[Figure dataset records]
┌──

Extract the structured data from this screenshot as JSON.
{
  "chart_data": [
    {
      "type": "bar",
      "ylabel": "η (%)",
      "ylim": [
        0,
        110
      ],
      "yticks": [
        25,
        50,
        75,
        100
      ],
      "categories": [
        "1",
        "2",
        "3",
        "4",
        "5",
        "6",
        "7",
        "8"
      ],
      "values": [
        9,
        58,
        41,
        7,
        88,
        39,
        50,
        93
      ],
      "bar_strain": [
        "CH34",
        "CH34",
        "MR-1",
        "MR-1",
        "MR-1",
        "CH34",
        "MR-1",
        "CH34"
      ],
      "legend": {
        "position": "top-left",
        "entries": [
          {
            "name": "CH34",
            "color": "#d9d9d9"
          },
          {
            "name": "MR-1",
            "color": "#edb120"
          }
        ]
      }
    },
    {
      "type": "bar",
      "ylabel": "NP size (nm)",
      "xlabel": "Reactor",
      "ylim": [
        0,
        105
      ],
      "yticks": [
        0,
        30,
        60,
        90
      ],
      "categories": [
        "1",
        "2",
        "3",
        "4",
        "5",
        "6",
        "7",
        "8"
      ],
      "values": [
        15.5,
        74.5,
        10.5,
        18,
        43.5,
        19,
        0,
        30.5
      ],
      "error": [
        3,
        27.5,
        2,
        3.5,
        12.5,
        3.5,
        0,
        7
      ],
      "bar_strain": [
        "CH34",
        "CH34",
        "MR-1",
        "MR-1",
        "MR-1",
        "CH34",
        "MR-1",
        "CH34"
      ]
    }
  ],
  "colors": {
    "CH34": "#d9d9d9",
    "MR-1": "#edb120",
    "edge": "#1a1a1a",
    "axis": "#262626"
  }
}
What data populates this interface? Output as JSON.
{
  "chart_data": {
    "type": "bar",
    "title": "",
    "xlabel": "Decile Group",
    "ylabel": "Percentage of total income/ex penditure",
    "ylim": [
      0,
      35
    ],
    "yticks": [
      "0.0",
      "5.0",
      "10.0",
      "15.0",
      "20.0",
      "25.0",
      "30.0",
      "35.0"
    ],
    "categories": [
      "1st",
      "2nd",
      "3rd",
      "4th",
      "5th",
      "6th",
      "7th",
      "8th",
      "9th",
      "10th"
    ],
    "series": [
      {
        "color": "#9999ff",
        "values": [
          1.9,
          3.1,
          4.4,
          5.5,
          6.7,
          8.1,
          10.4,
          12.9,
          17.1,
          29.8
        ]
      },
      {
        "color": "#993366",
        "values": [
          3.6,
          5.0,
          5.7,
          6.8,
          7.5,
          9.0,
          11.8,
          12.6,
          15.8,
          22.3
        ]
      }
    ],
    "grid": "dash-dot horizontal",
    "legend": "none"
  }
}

└──

#### [Written request]
Gather every line from the entries above where the word "this" appears, and copy them.

#### [Final result]
Extract the structured data from this screenshot as JSON.
What data populates this interface? Output as JSON.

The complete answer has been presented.